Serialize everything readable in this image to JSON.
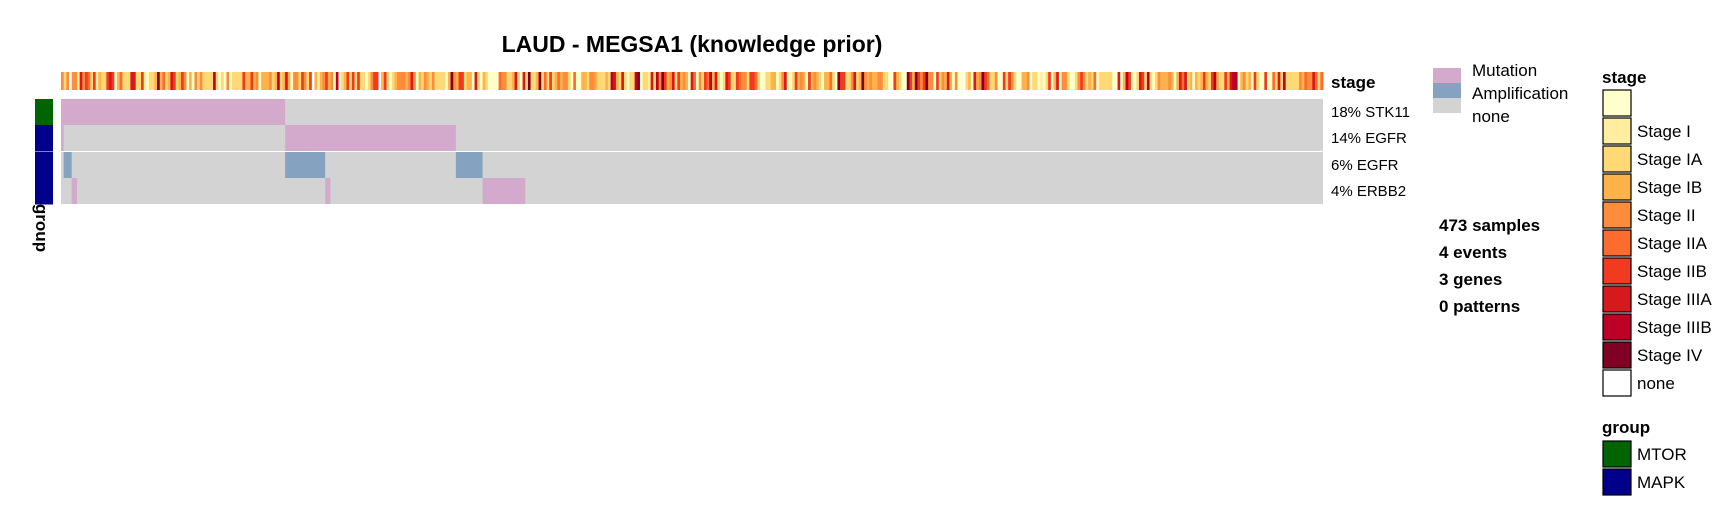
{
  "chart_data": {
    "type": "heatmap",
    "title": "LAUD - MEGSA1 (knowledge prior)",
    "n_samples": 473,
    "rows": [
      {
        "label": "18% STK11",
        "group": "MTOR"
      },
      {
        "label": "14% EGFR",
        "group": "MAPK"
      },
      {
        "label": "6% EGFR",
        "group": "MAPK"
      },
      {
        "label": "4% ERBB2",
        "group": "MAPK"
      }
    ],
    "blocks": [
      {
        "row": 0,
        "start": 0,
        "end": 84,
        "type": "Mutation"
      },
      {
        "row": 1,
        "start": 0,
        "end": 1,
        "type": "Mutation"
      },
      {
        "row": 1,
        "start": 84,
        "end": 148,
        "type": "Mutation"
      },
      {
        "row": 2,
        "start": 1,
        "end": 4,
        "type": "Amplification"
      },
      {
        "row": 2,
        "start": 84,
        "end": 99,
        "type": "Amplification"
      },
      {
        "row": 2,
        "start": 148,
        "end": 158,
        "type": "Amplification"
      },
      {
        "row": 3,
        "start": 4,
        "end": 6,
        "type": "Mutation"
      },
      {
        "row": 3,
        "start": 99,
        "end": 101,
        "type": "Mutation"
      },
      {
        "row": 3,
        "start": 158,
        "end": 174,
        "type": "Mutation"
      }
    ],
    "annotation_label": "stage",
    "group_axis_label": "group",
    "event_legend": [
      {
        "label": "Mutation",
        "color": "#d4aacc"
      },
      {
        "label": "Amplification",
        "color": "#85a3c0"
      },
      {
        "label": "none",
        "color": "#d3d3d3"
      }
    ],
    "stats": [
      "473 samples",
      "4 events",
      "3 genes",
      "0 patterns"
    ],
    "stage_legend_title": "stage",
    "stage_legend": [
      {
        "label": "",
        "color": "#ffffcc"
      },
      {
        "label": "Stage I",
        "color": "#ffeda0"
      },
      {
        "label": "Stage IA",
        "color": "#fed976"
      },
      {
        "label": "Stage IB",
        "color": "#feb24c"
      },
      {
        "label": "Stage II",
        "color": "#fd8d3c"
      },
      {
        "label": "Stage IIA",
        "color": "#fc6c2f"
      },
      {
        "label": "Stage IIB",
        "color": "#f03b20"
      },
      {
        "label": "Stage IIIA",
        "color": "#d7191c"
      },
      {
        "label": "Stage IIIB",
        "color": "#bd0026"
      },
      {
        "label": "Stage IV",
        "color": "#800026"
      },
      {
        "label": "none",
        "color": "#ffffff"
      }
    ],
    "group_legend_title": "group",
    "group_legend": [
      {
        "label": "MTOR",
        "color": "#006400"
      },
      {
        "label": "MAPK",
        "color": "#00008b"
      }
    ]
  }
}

•••••

### Problem:
Filter the preceding entries down to the lines with "start".

### Problem solution:
        "start": 0,
        "start": 0,
        "start": 84,
        "start": 1,
        "start": 84,
        "start": 148,
        "start": 4,
        "start": 99,
        "start": 158,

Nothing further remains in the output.